**GIVEN TASK:**
Isolate every line in the records below with "должностных" in it.

**DATASET:**
☆ ☆ ☆ ☆ ☆ ☆ ☆

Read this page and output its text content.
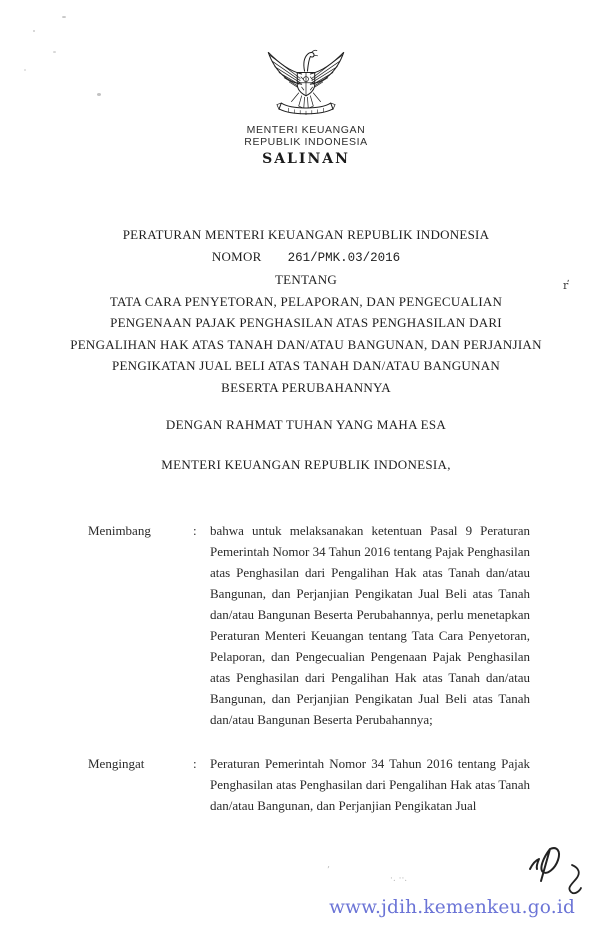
r̕
’
·. ··.
MENTERI KEUANGAN
REPUBLIK INDONESIA
SALINAN
PERATURAN MENTERI KEUANGAN REPUBLIK INDONESIA
NOMOR 261/PMK.03/2016
TENTANG
TATA CARA PENYETORAN, PELAPORAN, DAN PENGECUALIAN
PENGENAAN PAJAK PENGHASILAN ATAS PENGHASILAN DARI
PENGALIHAN HAK ATAS TANAH DAN/ATAU BANGUNAN, DAN PERJANJIAN
PENGIKATAN JUAL BELI ATAS TANAH DAN/ATAU BANGUNAN
BESERTA PERUBAHANNYA
DENGAN RAHMAT TUHAN YANG MAHA ESA
MENTERI KEUANGAN REPUBLIK INDONESIA,
Menimbang	:	bahwa untuk melaksanakan ketentuan Pasal 9 Peraturan Pemerintah Nomor 34 Tahun 2016 tentang Pajak Penghasilan atas Penghasilan dari Pengalihan Hak atas Tanah dan/atau Bangunan, dan Perjanjian Pengikatan Jual Beli atas Tanah dan/atau Bangunan Beserta Perubahannya, perlu menetapkan Peraturan Menteri Keuangan tentang Tata Cara Penyetoran, Pelaporan, dan Pengecualian Pengenaan Pajak Penghasilan atas Penghasilan dari Pengalihan Hak atas Tanah dan/atau Bangunan, dan Perjanjian Pengikatan Jual Beli atas Tanah dan/atau Bangunan Beserta Perubahannya;
Mengingat	:	Peraturan Pemerintah Nomor 34 Tahun 2016 tentang Pajak Penghasilan atas Penghasilan dari Pengalihan Hak atas Tanah dan/atau Bangunan, dan Perjanjian Pengikatan Jual
www.jdih.kemenkeu.go.id
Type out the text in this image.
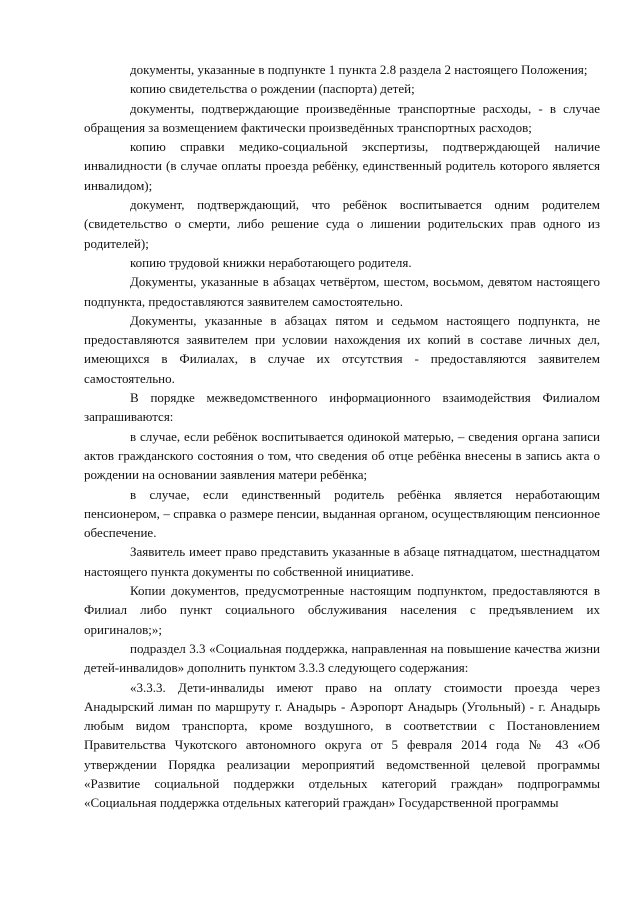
документы, указанные в подпункте 1 пункта 2.8 раздела 2 настоящего Положения;

копию свидетельства о рождении (паспорта) детей;

документы, подтверждающие произведённые транспортные расходы, - в случае обращения за возмещением фактически произведённых транспортных расходов;

копию справки медико-социальной экспертизы, подтверждающей наличие инвалидности (в случае оплаты проезда ребёнку, единственный родитель которого является инвалидом);

документ, подтверждающий, что ребёнок воспитывается одним родителем (свидетельство о смерти, либо решение суда о лишении родительских прав одного из родителей);

копию трудовой книжки неработающего родителя.

Документы, указанные в абзацах четвёртом, шестом, восьмом, девятом настоящего подпункта, предоставляются заявителем самостоятельно.

Документы, указанные в абзацах пятом и седьмом настоящего подпункта, не предоставляются заявителем при условии нахождения их копий в составе личных дел, имеющихся в Филиалах, в случае их отсутствия - предоставляются заявителем самостоятельно.

В порядке межведомственного информационного взаимодействия Филиалом запрашиваются:

в случае, если ребёнок воспитывается одинокой матерью, – сведения органа записи актов гражданского состояния о том, что сведения об отце ребёнка внесены в запись акта о рождении на основании заявления матери ребёнка;

в случае, если единственный родитель ребёнка является неработающим пенсионером, – справка о размере пенсии, выданная органом, осуществляющим пенсионное обеспечение.

Заявитель имеет право представить указанные в абзаце пятнадцатом, шестнадцатом настоящего пункта документы по собственной инициативе.

Копии документов, предусмотренные настоящим подпунктом, предоставляются в Филиал либо пункт социального обслуживания населения с предъявлением их оригиналов;»;

подраздел 3.3 «Социальная поддержка, направленная на повышение качества жизни детей-инвалидов» дополнить пунктом 3.3.3 следующего содержания:

«3.3.3. Дети-инвалиды имеют право на оплату стоимости проезда через Анадырский лиман по маршруту г. Анадырь - Аэропорт Анадырь (Угольный) - г. Анадырь любым видом транспорта, кроме воздушного, в соответствии с Постановлением Правительства Чукотского автономного округа от 5 февраля 2014 года № 43 «Об утверждении Порядка реализации мероприятий ведомственной целевой программы «Развитие социальной поддержки отдельных категорий граждан» подпрограммы «Социальная поддержка отдельных категорий граждан» Государственной программы
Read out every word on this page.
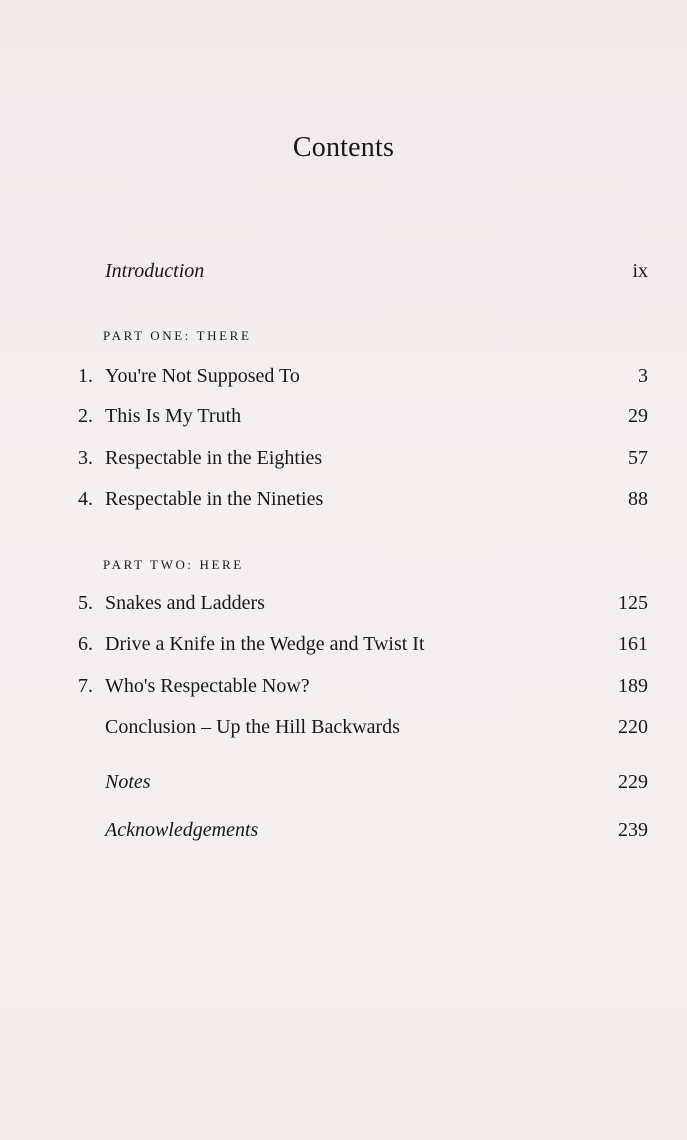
Contents
Introduction	ix
PART ONE: THERE
1. You're Not Supposed To	3
2. This Is My Truth	29
3. Respectable in the Eighties	57
4. Respectable in the Nineties	88
PART TWO: HERE
5. Snakes and Ladders	125
6. Drive a Knife in the Wedge and Twist It	161
7. Who's Respectable Now?	189
Conclusion – Up the Hill Backwards	220
Notes	229
Acknowledgements	239
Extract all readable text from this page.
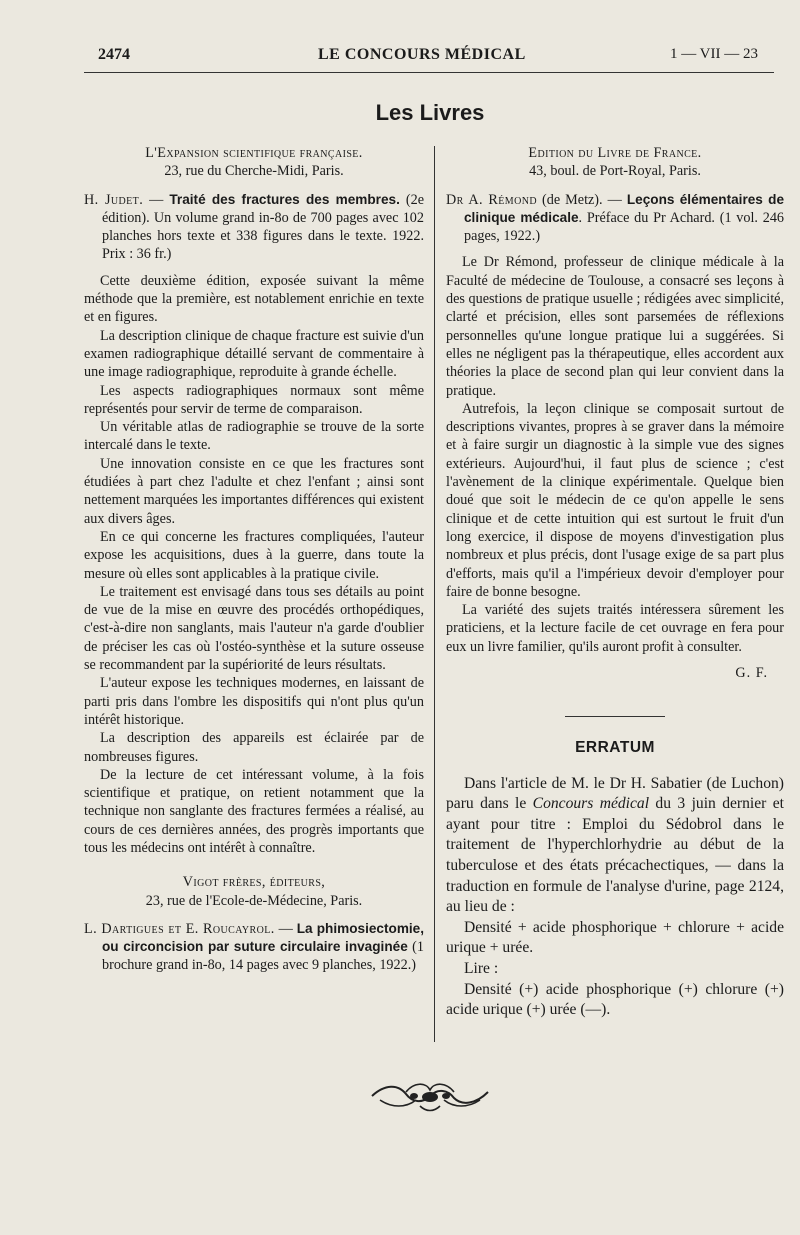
2474	LE CONCOURS MÉDICAL	1 — VII — 23
Les Livres
L'Expansion scientifique française.
23, rue du Cherche-Midi, Paris.
H. Judet. — Traité des fractures des membres. (2e édition). Un volume grand in-8o de 700 pages avec 102 planches hors texte et 338 figures dans le texte. 1922. Prix : 36 fr.)

Cette deuxième édition, exposée suivant la même méthode que la première, est notablement enrichie en texte et en figures.

La description clinique de chaque fracture est suivie d'un examen radiographique détaillé servant de commentaire à une image radiographique, reproduite à grande échelle.

Les aspects radiographiques normaux sont même représentés pour servir de terme de comparaison.

Un véritable atlas de radiographie se trouve de la sorte intercalé dans le texte.

Une innovation consiste en ce que les fractures sont étudiées à part chez l'adulte et chez l'enfant ; ainsi sont nettement marquées les importantes différences qui existent aux divers âges.

En ce qui concerne les fractures compliquées, l'auteur expose les acquisitions, dues à la guerre, dans toute la mesure où elles sont applicables à la pratique civile.

Le traitement est envisagé dans tous ses détails au point de vue de la mise en œuvre des procédés orthopédiques, c'est-à-dire non sanglants, mais l'auteur n'a garde d'oublier de préciser les cas où l'ostéo-synthèse et la suture osseuse se recommandent par la supériorité de leurs résultats.

L'auteur expose les techniques modernes, en laissant de parti pris dans l'ombre les dispositifs qui n'ont plus qu'un intérêt historique.

La description des appareils est éclairée par de nombreuses figures.

De la lecture de cet intéressant volume, à la fois scientifique et pratique, on retient notamment que la technique non sanglante des fractures fermées a réalisé, au cours de ces dernières années, des progrès importants que tous les médecins ont intérêt à connaître.

Vigot frères, éditeurs,
23, rue de l'Ecole-de-Médecine, Paris.
L. Dartigues et E. Roucayrol. — La phimosiectomie, ou circoncision par suture circulaire invaginée (1 brochure grand in-8o, 14 pages avec 9 planches, 1922.)
Edition du Livre de France.
43, boul. de Port-Royal, Paris.
Dr A. Rémond (de Metz). — Leçons élémentaires de clinique médicale. Préface du Pr Achard. (1 vol. 246 pages, 1922.)

Le Dr Rémond, professeur de clinique médicale à la Faculté de médecine de Toulouse, a consacré ses leçons à des questions de pratique usuelle ; rédigées avec simplicité, clarté et précision, elles sont parsemées de réflexions personnelles qu'une longue pratique lui a suggérées. Si elles ne négligent pas la thérapeutique, elles accordent aux théories la place de second plan qui leur convient dans la pratique.

Autrefois, la leçon clinique se composait surtout de descriptions vivantes, propres à se graver dans la mémoire et à faire surgir un diagnostic à la simple vue des signes extérieurs. Aujourd'hui, il faut plus de science ; c'est l'avènement de la clinique expérimentale. Quelque bien doué que soit le médecin de ce qu'on appelle le sens clinique et de cette intuition qui est surtout le fruit d'un long exercice, il dispose de moyens d'investigation plus nombreux et plus précis, dont l'usage exige de sa part plus d'efforts, mais qu'il a l'impérieux devoir d'employer pour faire de bonne besogne.

La variété des sujets traités intéressera sûrement les praticiens, et la lecture facile de cet ouvrage en fera pour eux un livre familier, qu'ils auront profit à consulter.

G. F.
ERRATUM

Dans l'article de M. le Dr H. Sabatier (de Luchon) paru dans le Concours médical du 3 juin dernier et ayant pour titre : Emploi du Sédobrol dans le traitement de l'hyperchlorhydrie au début de la tuberculose et des états précachectiques, — dans la traduction en formule de l'analyse d'urine, page 2124, au lieu de :

Densité + acide phosphorique + chlorure + acide urique + urée.

Lire :

Densité (+) acide phosphorique (+) chlorure (+) acide urique (+) urée (—).
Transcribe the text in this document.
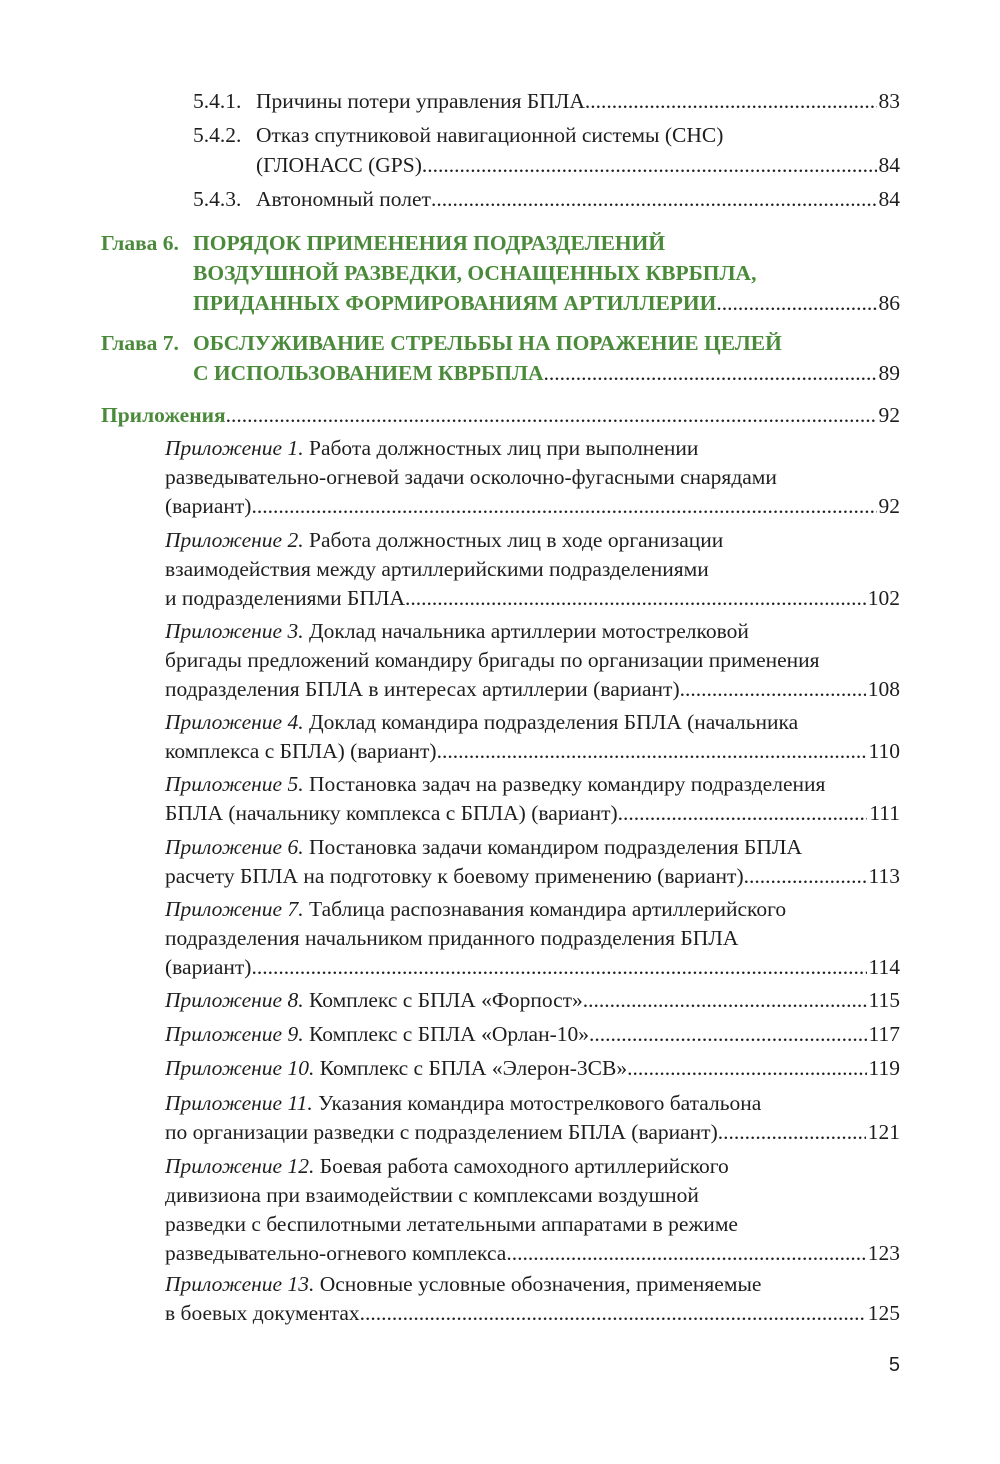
5.4.1. Причины потери управления БПЛА .....	83
5.4.2. Отказ спутниковой навигационной системы (СНС)
(ГЛОНАСС (GPS) .....	84
5.4.3. Автономный полет .....	84
Глава 6. ПОРЯДОК ПРИМЕНЕНИЯ ПОДРАЗДЕЛЕНИЙ
ВОЗДУШНОЙ РАЗВЕДКИ, ОСНАЩЕННЫХ КВРБПЛА,
ПРИДАННЫХ ФОРМИРОВАНИЯМ АРТИЛЛЕРИИ .....	86
Глава 7. ОБСЛУЖИВАНИЕ СТРЕЛЬБЫ НА ПОРАЖЕНИЕ ЦЕЛЕЙ
С ИСПОЛЬЗОВАНИЕМ КВРБПЛА .....	89
Приложения .....	92
Приложение 1. Работа должностных лиц при выполнении
разведывательно-огневой задачи осколочно-фугасными снарядами
(вариант) .....	92
Приложение 2. Работа должностных лиц в ходе организации
взаимодействия между артиллерийскими подразделениями
и подразделениями БПЛА .....	102
Приложение 3. Доклад начальника артиллерии мотострелковой
бригады предложений командиру бригады по организации применения
подразделения БПЛА в интересах артиллерии (вариант) .....	108
Приложение 4. Доклад командира подразделения БПЛА (начальника
комплекса с БПЛА) (вариант) .....	110
Приложение 5. Постановка задач на разведку командиру подразделения
БПЛА (начальнику комплекса с БПЛА) (вариант) .....	111
Приложение 6. Постановка задачи командиром подразделения БПЛА
расчету БПЛА на подготовку к боевому применению (вариант) .....	113
Приложение 7. Таблица распознавания командира артиллерийского
подразделения начальником приданного подразделения БПЛА
(вариант) .....	114
Приложение 8. Комплекс с БПЛА «Форпост» .....	115
Приложение 9. Комплекс с БПЛА «Орлан-10» .....	117
Приложение 10. Комплекс с БПЛА «Элерон-3СВ» .....	119
Приложение 11. Указания командира мотострелкового батальона
по организации разведки с подразделением БПЛА (вариант) .....	121
Приложение 12. Боевая работа самоходного артиллерийского
дивизиона при взаимодействии с комплексами воздушной
разведки с беспилотными летательными аппаратами в режиме
разведывательно-огневого комплекса .....	123
Приложение 13. Основные условные обозначения, применяемые
в боевых документах .....	125
5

☆ ☆ ☆ ☆ ☆ ☆ ☆

**WRITTEN REPLY:**
Приложение 1. Работа должностных лиц при выполнении
Приложение 2. Работа должностных лиц в ходе организации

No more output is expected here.